═══ Data for this task

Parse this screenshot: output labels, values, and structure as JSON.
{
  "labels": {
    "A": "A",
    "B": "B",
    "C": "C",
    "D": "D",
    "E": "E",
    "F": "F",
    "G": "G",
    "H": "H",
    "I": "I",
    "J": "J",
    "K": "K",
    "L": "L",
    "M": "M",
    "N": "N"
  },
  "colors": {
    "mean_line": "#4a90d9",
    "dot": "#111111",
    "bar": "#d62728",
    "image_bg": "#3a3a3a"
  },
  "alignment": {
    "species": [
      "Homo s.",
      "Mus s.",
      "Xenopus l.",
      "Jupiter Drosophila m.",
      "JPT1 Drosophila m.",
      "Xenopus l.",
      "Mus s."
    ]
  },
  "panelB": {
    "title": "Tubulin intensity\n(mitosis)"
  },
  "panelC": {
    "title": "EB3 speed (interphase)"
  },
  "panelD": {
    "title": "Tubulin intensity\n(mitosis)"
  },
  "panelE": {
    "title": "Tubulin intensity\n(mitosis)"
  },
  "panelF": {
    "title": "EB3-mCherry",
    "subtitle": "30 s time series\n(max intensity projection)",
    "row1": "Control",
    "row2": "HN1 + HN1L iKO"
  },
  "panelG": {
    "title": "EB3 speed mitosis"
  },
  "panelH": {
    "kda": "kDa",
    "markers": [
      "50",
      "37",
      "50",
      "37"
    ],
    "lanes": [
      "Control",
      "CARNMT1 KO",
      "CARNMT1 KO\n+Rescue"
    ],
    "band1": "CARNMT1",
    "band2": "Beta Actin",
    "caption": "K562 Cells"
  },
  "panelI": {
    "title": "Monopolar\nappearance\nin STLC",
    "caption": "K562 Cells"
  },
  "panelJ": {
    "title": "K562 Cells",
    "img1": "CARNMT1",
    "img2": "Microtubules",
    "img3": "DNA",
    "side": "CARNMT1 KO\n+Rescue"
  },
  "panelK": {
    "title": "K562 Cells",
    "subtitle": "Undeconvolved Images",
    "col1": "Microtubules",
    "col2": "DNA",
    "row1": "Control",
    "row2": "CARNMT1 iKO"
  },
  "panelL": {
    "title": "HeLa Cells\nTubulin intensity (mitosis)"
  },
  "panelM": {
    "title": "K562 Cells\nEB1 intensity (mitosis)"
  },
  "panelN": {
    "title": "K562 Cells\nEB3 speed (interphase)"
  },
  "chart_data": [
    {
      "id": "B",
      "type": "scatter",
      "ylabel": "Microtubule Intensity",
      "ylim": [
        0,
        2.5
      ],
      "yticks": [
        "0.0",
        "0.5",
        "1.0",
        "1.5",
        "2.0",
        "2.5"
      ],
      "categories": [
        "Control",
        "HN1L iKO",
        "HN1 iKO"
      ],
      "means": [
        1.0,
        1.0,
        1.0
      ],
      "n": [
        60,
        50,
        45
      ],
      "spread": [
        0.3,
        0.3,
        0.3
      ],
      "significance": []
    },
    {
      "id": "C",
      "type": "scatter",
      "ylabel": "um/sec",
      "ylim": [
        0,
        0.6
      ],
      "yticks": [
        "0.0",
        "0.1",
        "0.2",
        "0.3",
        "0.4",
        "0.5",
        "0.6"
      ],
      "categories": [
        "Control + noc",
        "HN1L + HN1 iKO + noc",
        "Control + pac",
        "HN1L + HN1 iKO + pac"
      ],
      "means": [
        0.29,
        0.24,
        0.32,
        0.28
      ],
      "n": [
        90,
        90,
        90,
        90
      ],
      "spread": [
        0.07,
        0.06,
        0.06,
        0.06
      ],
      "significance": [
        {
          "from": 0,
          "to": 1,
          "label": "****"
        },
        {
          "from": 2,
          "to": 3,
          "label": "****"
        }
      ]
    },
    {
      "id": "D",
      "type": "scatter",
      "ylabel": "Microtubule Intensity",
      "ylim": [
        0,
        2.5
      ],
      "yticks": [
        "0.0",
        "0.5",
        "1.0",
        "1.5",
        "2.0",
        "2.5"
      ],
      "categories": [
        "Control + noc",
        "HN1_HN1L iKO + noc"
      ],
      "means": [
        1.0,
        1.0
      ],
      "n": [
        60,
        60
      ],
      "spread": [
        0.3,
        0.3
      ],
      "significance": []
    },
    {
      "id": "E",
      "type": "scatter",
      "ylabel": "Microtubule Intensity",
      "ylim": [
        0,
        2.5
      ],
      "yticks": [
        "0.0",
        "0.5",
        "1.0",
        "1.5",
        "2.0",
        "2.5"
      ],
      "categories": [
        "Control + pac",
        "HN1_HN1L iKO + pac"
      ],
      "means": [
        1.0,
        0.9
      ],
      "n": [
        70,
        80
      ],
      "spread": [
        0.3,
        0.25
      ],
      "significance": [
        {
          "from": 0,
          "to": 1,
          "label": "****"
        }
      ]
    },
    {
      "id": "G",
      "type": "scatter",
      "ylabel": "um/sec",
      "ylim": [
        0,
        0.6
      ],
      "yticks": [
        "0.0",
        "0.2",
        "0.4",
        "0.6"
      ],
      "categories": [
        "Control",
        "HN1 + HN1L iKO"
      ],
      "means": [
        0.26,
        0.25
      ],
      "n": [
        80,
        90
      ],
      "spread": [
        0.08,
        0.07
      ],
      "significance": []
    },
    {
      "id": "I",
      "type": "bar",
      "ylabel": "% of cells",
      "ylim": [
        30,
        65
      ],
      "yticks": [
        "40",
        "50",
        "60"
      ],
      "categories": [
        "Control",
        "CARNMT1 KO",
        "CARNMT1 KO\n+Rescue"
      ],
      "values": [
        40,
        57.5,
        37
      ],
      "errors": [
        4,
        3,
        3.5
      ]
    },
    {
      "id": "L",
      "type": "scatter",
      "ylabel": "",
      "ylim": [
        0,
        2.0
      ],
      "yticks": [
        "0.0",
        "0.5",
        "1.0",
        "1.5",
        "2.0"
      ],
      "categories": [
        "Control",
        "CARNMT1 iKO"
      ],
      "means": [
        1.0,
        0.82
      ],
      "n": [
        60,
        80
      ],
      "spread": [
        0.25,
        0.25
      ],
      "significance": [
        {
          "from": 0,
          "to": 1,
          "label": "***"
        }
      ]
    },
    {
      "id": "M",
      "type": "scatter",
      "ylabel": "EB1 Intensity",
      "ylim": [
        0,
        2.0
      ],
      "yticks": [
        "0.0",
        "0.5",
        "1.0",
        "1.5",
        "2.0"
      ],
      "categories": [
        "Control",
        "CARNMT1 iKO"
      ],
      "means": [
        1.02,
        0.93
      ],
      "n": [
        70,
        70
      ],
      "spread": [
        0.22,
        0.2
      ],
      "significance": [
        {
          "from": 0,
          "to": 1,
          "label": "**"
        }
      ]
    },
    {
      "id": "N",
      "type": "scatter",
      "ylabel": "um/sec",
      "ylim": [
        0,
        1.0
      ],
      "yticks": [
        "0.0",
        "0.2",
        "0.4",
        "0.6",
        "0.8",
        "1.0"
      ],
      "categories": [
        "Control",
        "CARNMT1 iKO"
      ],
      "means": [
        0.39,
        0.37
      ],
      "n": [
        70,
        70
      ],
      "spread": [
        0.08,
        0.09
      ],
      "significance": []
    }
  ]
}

══════
═══ Data for this task

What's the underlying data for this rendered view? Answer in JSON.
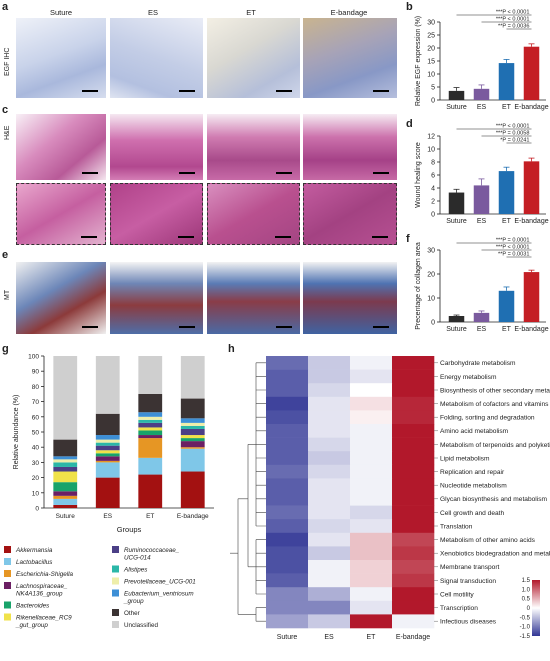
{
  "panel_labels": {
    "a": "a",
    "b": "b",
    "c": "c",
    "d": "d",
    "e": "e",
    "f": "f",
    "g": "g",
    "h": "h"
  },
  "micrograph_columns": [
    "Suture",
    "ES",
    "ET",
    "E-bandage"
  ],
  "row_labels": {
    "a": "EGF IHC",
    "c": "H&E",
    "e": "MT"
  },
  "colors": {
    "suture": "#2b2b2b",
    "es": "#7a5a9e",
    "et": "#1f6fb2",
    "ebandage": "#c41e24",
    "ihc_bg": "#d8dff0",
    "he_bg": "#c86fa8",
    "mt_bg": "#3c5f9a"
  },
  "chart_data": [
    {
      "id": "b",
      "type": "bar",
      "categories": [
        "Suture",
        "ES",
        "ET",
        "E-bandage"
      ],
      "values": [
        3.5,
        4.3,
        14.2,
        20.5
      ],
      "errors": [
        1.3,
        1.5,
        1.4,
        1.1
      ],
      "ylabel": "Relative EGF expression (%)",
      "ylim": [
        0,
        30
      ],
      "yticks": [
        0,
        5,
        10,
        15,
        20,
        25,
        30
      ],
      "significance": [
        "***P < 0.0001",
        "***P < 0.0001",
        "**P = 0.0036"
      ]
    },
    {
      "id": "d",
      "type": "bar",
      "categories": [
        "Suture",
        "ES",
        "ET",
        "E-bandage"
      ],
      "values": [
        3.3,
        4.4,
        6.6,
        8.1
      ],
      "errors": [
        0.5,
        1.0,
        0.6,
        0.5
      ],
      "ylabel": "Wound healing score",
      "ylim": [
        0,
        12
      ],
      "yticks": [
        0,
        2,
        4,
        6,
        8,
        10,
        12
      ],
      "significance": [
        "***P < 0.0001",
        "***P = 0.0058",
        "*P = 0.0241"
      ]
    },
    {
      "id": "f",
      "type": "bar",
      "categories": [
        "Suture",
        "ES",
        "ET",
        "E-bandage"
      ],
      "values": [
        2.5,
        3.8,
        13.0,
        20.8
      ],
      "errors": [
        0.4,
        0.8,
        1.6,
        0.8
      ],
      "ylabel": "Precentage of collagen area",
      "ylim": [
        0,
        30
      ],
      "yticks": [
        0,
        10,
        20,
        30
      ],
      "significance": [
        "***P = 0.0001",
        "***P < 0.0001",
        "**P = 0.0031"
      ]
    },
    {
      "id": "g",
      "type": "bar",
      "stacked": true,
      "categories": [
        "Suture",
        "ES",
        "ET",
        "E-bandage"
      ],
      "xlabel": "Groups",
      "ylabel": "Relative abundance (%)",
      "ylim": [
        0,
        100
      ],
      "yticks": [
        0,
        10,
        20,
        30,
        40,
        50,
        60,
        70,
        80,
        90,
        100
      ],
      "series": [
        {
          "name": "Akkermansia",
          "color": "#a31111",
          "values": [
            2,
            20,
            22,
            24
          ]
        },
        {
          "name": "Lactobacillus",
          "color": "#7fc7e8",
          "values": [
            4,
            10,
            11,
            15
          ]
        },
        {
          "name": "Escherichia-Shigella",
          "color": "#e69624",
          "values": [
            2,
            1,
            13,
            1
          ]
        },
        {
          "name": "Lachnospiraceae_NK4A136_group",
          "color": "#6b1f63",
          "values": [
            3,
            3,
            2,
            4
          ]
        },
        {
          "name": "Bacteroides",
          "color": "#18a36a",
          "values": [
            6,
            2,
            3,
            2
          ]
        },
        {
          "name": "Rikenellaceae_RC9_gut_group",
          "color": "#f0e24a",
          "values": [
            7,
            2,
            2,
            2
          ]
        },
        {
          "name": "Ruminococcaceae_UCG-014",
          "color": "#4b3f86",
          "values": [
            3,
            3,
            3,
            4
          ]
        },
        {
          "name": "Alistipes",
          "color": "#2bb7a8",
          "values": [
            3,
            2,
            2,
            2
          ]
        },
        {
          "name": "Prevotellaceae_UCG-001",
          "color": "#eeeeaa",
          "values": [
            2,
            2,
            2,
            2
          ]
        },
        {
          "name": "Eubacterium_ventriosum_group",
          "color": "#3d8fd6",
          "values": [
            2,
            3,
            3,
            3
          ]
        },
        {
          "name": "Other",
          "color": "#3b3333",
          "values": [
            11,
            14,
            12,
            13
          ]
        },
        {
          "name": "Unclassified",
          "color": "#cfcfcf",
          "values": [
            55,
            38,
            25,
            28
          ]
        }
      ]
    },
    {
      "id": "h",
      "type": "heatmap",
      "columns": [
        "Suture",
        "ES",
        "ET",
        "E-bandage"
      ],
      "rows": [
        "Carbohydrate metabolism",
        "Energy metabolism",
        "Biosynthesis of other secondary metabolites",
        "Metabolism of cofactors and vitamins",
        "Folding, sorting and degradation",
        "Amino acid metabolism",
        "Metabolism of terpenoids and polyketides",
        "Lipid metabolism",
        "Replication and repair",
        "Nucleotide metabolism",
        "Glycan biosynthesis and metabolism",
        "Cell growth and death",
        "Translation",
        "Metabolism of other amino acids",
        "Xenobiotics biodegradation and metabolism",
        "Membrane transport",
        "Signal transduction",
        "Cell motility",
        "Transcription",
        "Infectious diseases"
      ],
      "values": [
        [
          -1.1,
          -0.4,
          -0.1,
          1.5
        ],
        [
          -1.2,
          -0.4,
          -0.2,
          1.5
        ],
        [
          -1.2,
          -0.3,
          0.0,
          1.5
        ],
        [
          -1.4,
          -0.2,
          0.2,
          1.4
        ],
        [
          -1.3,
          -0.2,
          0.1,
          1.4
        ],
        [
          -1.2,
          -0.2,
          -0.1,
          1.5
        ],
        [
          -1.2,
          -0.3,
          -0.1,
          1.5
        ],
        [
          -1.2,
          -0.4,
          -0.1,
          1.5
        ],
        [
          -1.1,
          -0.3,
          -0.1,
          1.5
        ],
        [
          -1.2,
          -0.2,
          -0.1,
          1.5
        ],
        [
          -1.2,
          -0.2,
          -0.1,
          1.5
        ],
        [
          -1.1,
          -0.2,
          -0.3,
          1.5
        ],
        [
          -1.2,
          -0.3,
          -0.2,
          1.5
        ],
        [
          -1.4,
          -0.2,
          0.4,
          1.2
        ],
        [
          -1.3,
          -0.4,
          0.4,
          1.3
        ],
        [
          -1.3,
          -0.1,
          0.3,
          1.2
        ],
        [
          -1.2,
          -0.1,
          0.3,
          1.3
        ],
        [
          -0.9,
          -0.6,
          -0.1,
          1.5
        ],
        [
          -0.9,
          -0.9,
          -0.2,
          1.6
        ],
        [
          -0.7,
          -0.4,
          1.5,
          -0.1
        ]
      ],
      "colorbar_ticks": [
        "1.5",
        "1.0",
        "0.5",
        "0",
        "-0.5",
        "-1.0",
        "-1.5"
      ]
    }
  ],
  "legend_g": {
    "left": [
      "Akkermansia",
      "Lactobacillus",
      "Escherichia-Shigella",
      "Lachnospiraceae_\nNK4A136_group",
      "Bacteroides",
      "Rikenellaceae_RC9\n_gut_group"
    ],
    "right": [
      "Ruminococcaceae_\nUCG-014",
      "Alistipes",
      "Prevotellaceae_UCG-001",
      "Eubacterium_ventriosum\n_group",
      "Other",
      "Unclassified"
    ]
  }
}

══════

Directions for this task:
The word to look for is "Rescue"; copy out every line of the entries that holds it.

Exercise solution:
      "CARNMT1 KO\n+Rescue"
    "side": "CARNMT1 KO\n+Rescue"
        "CARNMT1 KO\n+Rescue"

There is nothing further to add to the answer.